* _PROMPT_: Search the material and gather each line with "longiores" in it.

[Dataset records]

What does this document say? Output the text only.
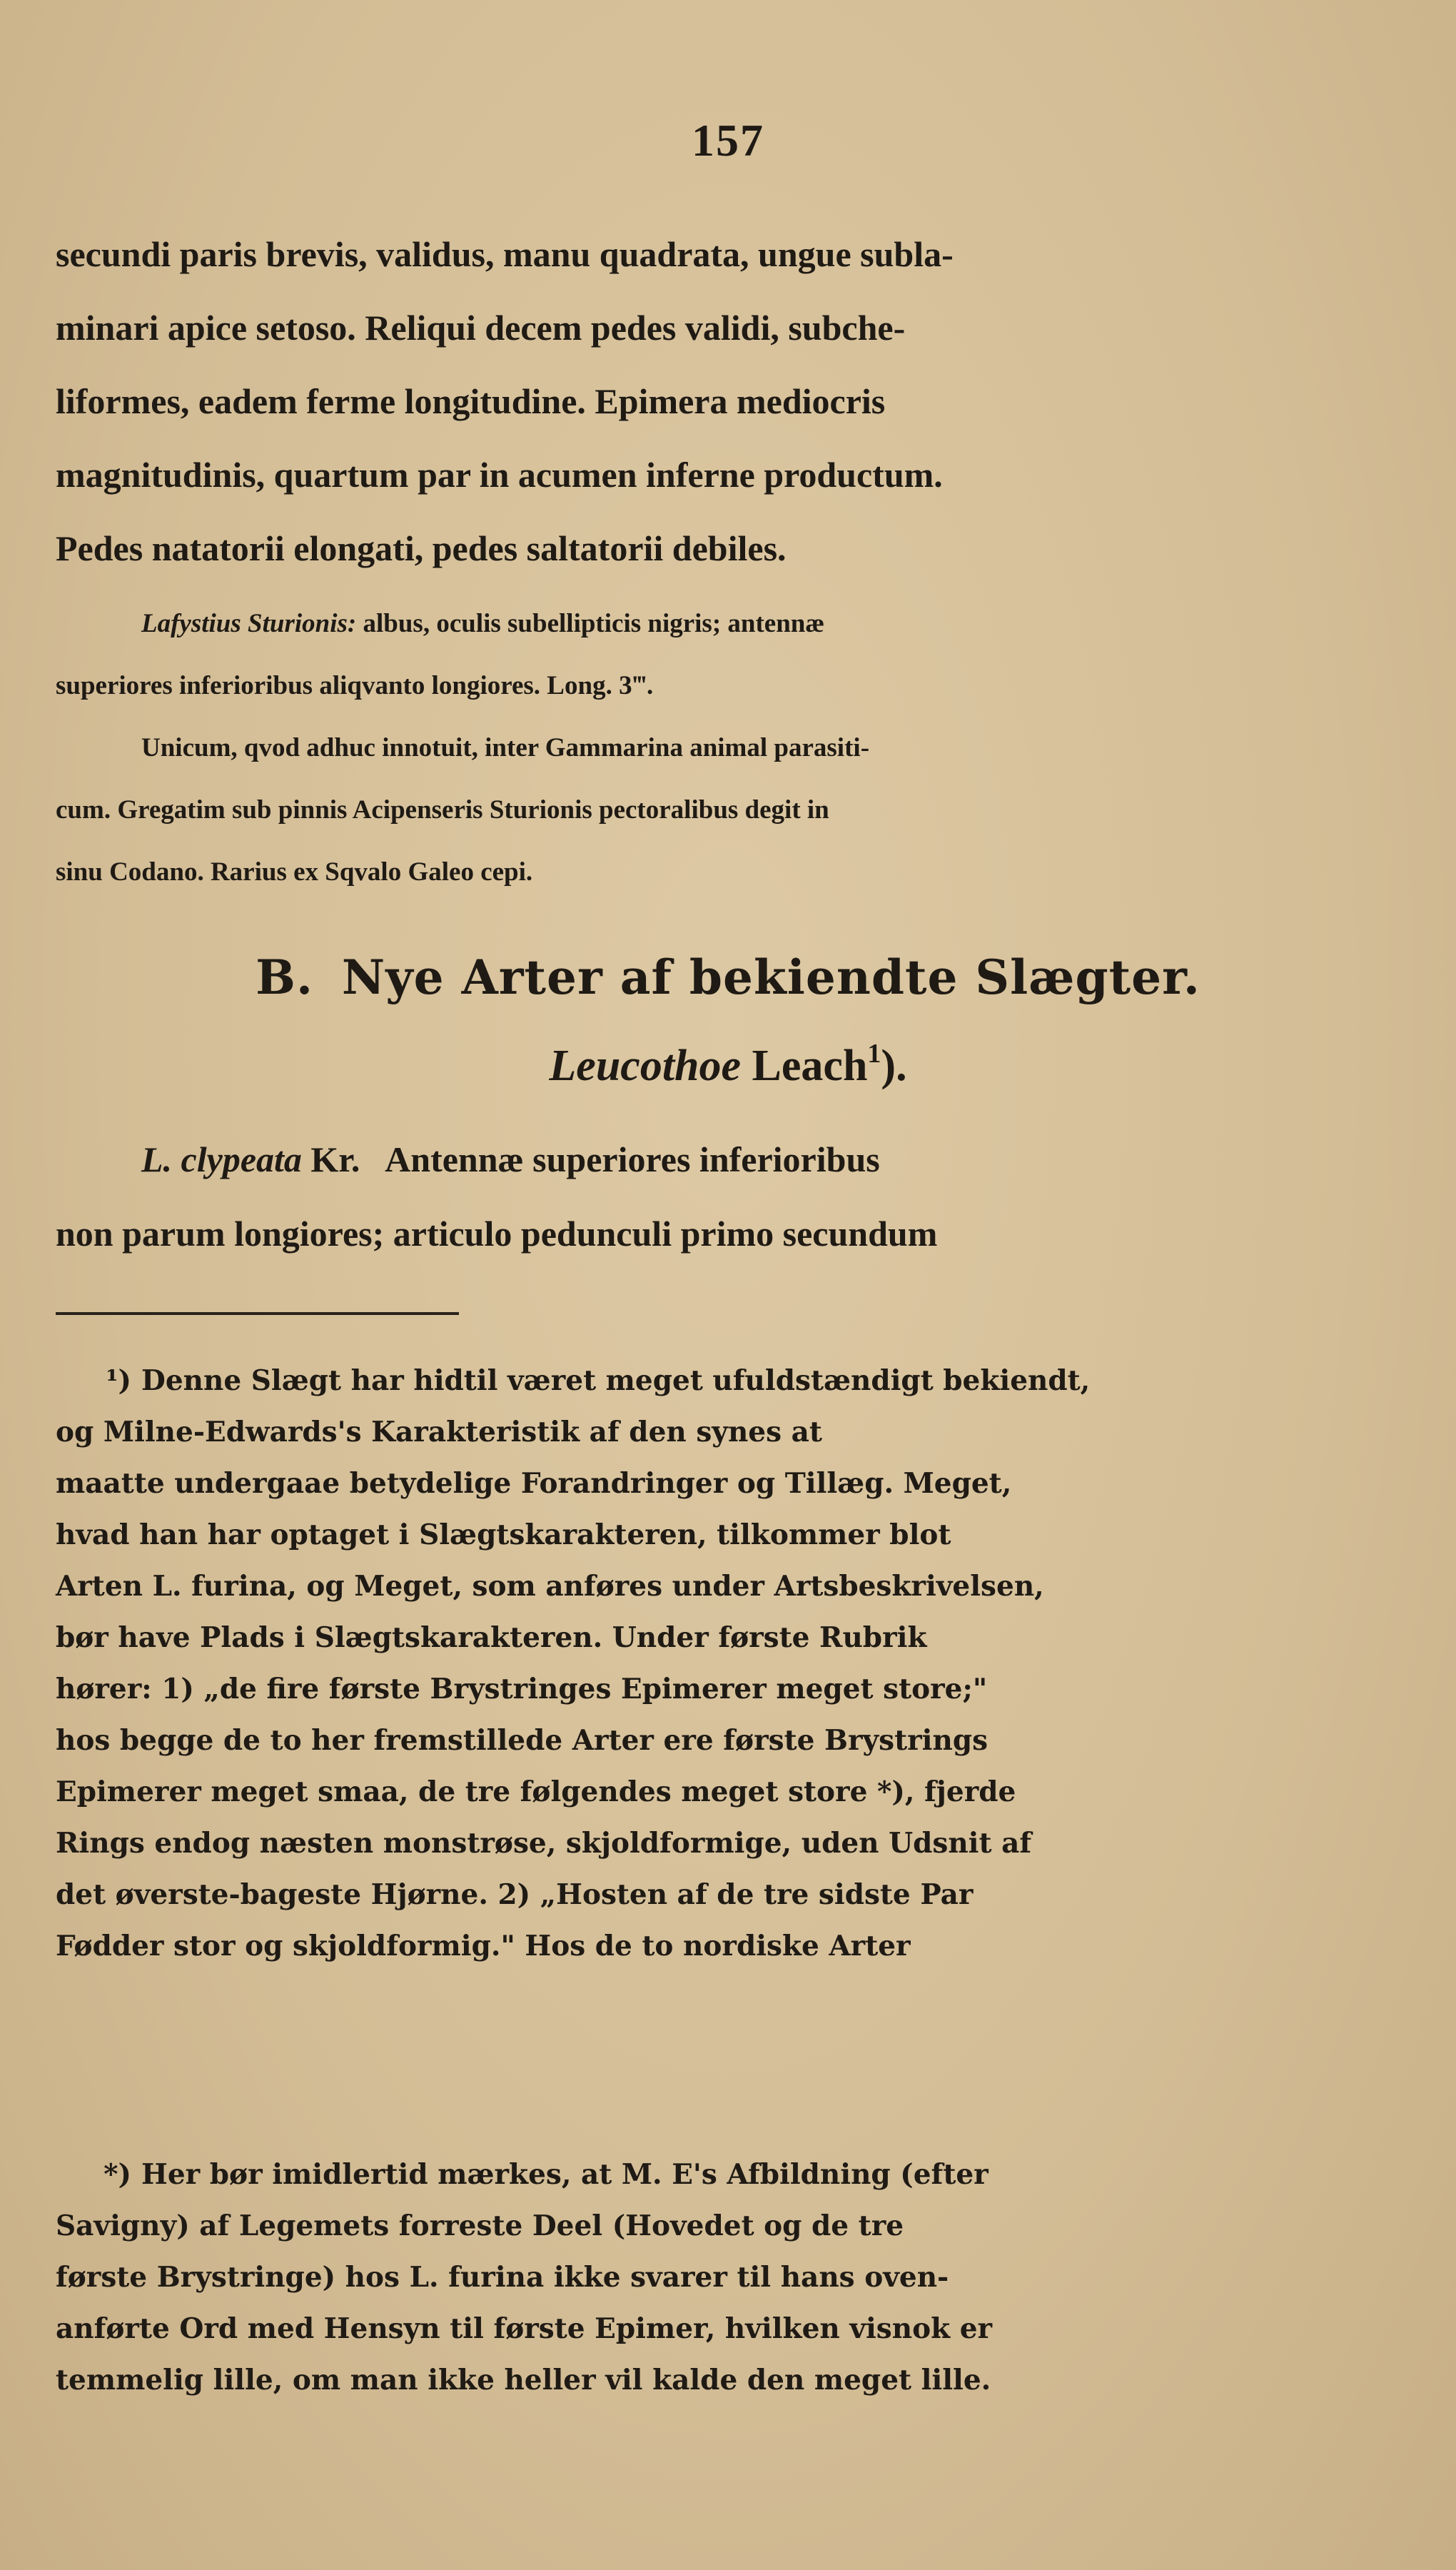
157

secundi paris brevis, validus, manu quadrata, ungue subla-

minari apice setoso. Reliqui decem pedes validi, subche-

liformes, eadem ferme longitudine. Epimera mediocris

magnitudinis, quartum par in acumen inferne productum.

Pedes natatorii elongati, pedes saltatorii debiles.

Lafystius Sturionis: albus, oculis subellipticis nigris; antennæ

superiores inferioribus aliqvanto longiores. Long. 3‴.

Unicum, qvod adhuc innotuit, inter Gammarina animal parasiti-

cum. Gregatim sub pinnis Acipenseris Sturionis pectoralibus degit in

sinu Codano. Rarius ex Sqvalo Galeo cepi.

B. Nye Arter af bekiendte Slægter.
Leucothoe Leach$^1$).

L. clypeata Kr. Antennæ superiores inferioribus

non parum longiores; articulo pedunculi primo secundum

¹) Denne Slægt har hidtil været meget ufuldstændigt bekiendt,

og Milne-Edwards's Karakteristik af den synes at

maatte undergaae betydelige Forandringer og Tillæg. Meget,

hvad han har optaget i Slægtskarakteren, tilkommer blot

Arten L. furina, og Meget, som anføres under Artsbeskrivelsen,

bør have Plads i Slægtskarakteren. Under første Rubrik

hører: 1) „de fire første Brystringes Epimerer meget store;"

hos begge de to her fremstillede Arter ere første Brystrings

Epimerer meget smaa, de tre følgendes meget store *), fjerde

Rings endog næsten monstrøse, skjoldformige, uden Udsnit af

det øverste-bageste Hjørne. 2) „Hosten af de tre sidste Par

Fødder stor og skjoldformig." Hos de to nordiske Arter

*) Her bør imidlertid mærkes, at M. E's Afbildning (efter

Savigny) af Legemets forreste Deel (Hovedet og de tre

første Brystringe) hos L. furina ikke svarer til hans oven-

anførte Ord med Hensyn til første Epimer, hvilken visnok er

temmelig lille, om man ikke heller vil kalde den meget lille.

* _ANSWER_:
superiores inferioribus aliqvanto longiores. Long. 3‴.
non parum longiores; articulo pedunculi primo secundum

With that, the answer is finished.